# Start of Given data

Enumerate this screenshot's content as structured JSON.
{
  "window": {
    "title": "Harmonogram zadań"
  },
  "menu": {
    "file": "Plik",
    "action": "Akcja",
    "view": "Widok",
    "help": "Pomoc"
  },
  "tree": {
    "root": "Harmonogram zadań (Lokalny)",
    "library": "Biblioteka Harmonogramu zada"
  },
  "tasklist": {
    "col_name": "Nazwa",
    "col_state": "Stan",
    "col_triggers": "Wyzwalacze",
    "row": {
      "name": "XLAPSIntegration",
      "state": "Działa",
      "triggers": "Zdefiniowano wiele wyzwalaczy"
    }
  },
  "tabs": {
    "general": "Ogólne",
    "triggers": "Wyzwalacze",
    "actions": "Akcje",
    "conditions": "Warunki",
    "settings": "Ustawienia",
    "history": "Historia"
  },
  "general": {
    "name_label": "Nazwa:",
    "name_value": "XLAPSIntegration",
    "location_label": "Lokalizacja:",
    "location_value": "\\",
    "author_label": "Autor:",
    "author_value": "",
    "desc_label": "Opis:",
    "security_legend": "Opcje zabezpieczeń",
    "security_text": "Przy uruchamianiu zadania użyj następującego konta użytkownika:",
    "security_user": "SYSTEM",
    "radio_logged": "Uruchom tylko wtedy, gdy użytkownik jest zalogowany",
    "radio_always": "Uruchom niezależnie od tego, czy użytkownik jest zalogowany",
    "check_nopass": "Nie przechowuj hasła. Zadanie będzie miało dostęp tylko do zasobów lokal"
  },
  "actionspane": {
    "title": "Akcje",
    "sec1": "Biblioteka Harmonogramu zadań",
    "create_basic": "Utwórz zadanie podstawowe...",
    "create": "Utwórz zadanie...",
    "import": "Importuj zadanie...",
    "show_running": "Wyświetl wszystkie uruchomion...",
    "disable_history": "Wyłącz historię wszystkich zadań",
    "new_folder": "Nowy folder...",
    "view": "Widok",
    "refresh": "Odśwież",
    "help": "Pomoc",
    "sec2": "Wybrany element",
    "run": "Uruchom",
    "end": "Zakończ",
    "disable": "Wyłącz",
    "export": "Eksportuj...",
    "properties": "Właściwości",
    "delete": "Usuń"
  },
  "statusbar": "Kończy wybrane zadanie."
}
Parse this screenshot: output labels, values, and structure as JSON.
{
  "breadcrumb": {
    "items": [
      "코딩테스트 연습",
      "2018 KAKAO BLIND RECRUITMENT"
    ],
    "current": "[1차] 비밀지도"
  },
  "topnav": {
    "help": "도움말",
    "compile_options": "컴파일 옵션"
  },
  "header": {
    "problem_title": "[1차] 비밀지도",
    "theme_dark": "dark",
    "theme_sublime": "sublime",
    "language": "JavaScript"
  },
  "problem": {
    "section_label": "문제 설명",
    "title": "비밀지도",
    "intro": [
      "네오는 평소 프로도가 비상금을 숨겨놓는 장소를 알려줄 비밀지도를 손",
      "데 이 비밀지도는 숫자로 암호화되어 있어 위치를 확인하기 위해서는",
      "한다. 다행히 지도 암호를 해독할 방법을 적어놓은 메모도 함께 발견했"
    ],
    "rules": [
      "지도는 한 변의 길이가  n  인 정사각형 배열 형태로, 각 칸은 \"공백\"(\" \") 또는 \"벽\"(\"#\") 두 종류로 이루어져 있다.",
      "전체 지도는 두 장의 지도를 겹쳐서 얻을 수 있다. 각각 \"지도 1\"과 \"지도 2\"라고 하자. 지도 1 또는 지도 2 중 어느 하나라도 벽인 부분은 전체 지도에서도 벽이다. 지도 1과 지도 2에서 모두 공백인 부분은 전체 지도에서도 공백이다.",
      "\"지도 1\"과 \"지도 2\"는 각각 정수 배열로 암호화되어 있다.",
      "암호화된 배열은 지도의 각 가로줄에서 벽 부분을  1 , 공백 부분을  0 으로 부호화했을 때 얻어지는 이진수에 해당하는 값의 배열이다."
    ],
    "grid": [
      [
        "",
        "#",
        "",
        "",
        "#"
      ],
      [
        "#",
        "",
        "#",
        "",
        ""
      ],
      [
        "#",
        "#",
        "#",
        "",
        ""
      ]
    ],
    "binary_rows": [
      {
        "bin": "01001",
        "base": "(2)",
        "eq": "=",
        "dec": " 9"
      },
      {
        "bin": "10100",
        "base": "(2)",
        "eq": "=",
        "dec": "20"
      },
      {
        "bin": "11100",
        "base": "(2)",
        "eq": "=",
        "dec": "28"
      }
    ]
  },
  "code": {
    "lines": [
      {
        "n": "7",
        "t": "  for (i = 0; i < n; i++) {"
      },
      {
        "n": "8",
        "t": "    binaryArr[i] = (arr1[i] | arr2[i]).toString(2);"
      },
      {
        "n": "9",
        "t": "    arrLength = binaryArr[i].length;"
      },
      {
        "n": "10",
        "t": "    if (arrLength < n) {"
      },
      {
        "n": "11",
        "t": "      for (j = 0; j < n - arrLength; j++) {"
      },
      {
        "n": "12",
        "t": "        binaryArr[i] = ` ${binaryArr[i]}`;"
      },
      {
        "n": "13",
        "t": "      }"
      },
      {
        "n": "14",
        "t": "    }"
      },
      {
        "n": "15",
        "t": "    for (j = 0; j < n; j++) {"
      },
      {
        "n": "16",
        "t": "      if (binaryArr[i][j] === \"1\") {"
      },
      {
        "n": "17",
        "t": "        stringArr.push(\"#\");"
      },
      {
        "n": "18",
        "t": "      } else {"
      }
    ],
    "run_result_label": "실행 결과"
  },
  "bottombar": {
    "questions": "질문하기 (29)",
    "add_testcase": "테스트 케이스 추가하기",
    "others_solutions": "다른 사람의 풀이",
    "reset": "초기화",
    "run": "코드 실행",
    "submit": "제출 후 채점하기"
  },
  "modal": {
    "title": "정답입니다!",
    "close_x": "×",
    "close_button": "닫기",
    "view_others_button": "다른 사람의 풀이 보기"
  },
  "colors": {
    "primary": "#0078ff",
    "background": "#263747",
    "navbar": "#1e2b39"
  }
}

# End of Given data

→ What is asked
Above are the records; retype them all without a single difference.

→ Solved exercise
Enumerate this screenshot's content as structured JSON.
{
  "window": {
    "title": "Harmonogram zadań"
  },
  "menu": {
    "file": "Plik",
    "action": "Akcja",
    "view": "Widok",
    "help": "Pomoc"
  },
  "tree": {
    "root": "Harmonogram zadań (Lokalny)",
    "library": "Biblioteka Harmonogramu zada"
  },
  "tasklist": {
    "col_name": "Nazwa",
    "col_state": "Stan",
    "col_triggers": "Wyzwalacze",
    "row": {
      "name": "XLAPSIntegration",
      "state": "Działa",
      "triggers": "Zdefiniowano wiele wyzwalaczy"
    }
  },
  "tabs": {
    "general": "Ogólne",
    "triggers": "Wyzwalacze",
    "actions": "Akcje",
    "conditions": "Warunki",
    "settings": "Ustawienia",
    "history": "Historia"
  },
  "general": {
    "name_label": "Nazwa:",
    "name_value": "XLAPSIntegration",
    "location_label": "Lokalizacja:",
    "location_value": "\\",
    "author_label": "Autor:",
    "author_value": "",
    "desc_label": "Opis:",
    "security_legend": "Opcje zabezpieczeń",
    "security_text": "Przy uruchamianiu zadania użyj następującego konta użytkownika:",
    "security_user": "SYSTEM",
    "radio_logged": "Uruchom tylko wtedy, gdy użytkownik jest zalogowany",
    "radio_always": "Uruchom niezależnie od tego, czy użytkownik jest zalogowany",
    "check_nopass": "Nie przechowuj hasła. Zadanie będzie miało dostęp tylko do zasobów lokal"
  },
  "actionspane": {
    "title": "Akcje",
    "sec1": "Biblioteka Harmonogramu zadań",
    "create_basic": "Utwórz zadanie podstawowe...",
    "create": "Utwórz zadanie...",
    "import": "Importuj zadanie...",
    "show_running": "Wyświetl wszystkie uruchomion...",
    "disable_history": "Wyłącz historię wszystkich zadań",
    "new_folder": "Nowy folder...",
    "view": "Widok",
    "refresh": "Odśwież",
    "help": "Pomoc",
    "sec2": "Wybrany element",
    "run": "Uruchom",
    "end": "Zakończ",
    "disable": "Wyłącz",
    "export": "Eksportuj...",
    "properties": "Właściwości",
    "delete": "Usuń"
  },
  "statusbar": "Kończy wybrane zadanie."
}
Parse this screenshot: output labels, values, and structure as JSON.
{
  "breadcrumb": {
    "items": [
      "코딩테스트 연습",
      "2018 KAKAO BLIND RECRUITMENT"
    ],
    "current": "[1차] 비밀지도"
  },
  "topnav": {
    "help": "도움말",
    "compile_options": "컴파일 옵션"
  },
  "header": {
    "problem_title": "[1차] 비밀지도",
    "theme_dark": "dark",
    "theme_sublime": "sublime",
    "language": "JavaScript"
  },
  "problem": {
    "section_label": "문제 설명",
    "title": "비밀지도",
    "intro": [
      "네오는 평소 프로도가 비상금을 숨겨놓는 장소를 알려줄 비밀지도를 손",
      "데 이 비밀지도는 숫자로 암호화되어 있어 위치를 확인하기 위해서는",
      "한다. 다행히 지도 암호를 해독할 방법을 적어놓은 메모도 함께 발견했"
    ],
    "rules": [
      "지도는 한 변의 길이가  n  인 정사각형 배열 형태로, 각 칸은 \"공백\"(\" \") 또는 \"벽\"(\"#\") 두 종류로 이루어져 있다.",
      "전체 지도는 두 장의 지도를 겹쳐서 얻을 수 있다. 각각 \"지도 1\"과 \"지도 2\"라고 하자. 지도 1 또는 지도 2 중 어느 하나라도 벽인 부분은 전체 지도에서도 벽이다. 지도 1과 지도 2에서 모두 공백인 부분은 전체 지도에서도 공백이다.",
      "\"지도 1\"과 \"지도 2\"는 각각 정수 배열로 암호화되어 있다.",
      "암호화된 배열은 지도의 각 가로줄에서 벽 부분을  1 , 공백 부분을  0 으로 부호화했을 때 얻어지는 이진수에 해당하는 값의 배열이다."
    ],
    "grid": [
      [
        "",
        "#",
        "",
        "",
        "#"
      ],
      [
        "#",
        "",
        "#",
        "",
        ""
      ],
      [
        "#",
        "#",
        "#",
        "",
        ""
      ]
    ],
    "binary_rows": [
      {
        "bin": "01001",
        "base": "(2)",
        "eq": "=",
        "dec": " 9"
      },
      {
        "bin": "10100",
        "base": "(2)",
        "eq": "=",
        "dec": "20"
      },
      {
        "bin": "11100",
        "base": "(2)",
        "eq": "=",
        "dec": "28"
      }
    ]
  },
  "code": {
    "lines": [
      {
        "n": "7",
        "t": "  for (i = 0; i < n; i++) {"
      },
      {
        "n": "8",
        "t": "    binaryArr[i] = (arr1[i] | arr2[i]).toString(2);"
      },
      {
        "n": "9",
        "t": "    arrLength = binaryArr[i].length;"
      },
      {
        "n": "10",
        "t": "    if (arrLength < n) {"
      },
      {
        "n": "11",
        "t": "      for (j = 0; j < n - arrLength; j++) {"
      },
      {
        "n": "12",
        "t": "        binaryArr[i] = ` ${binaryArr[i]}`;"
      },
      {
        "n": "13",
        "t": "      }"
      },
      {
        "n": "14",
        "t": "    }"
      },
      {
        "n": "15",
        "t": "    for (j = 0; j < n; j++) {"
      },
      {
        "n": "16",
        "t": "      if (binaryArr[i][j] === \"1\") {"
      },
      {
        "n": "17",
        "t": "        stringArr.push(\"#\");"
      },
      {
        "n": "18",
        "t": "      } else {"
      }
    ],
    "run_result_label": "실행 결과"
  },
  "bottombar": {
    "questions": "질문하기 (29)",
    "add_testcase": "테스트 케이스 추가하기",
    "others_solutions": "다른 사람의 풀이",
    "reset": "초기화",
    "run": "코드 실행",
    "submit": "제출 후 채점하기"
  },
  "modal": {
    "title": "정답입니다!",
    "close_x": "×",
    "close_button": "닫기",
    "view_others_button": "다른 사람의 풀이 보기"
  },
  "colors": {
    "primary": "#0078ff",
    "background": "#263747",
    "navbar": "#1e2b39"
  }
}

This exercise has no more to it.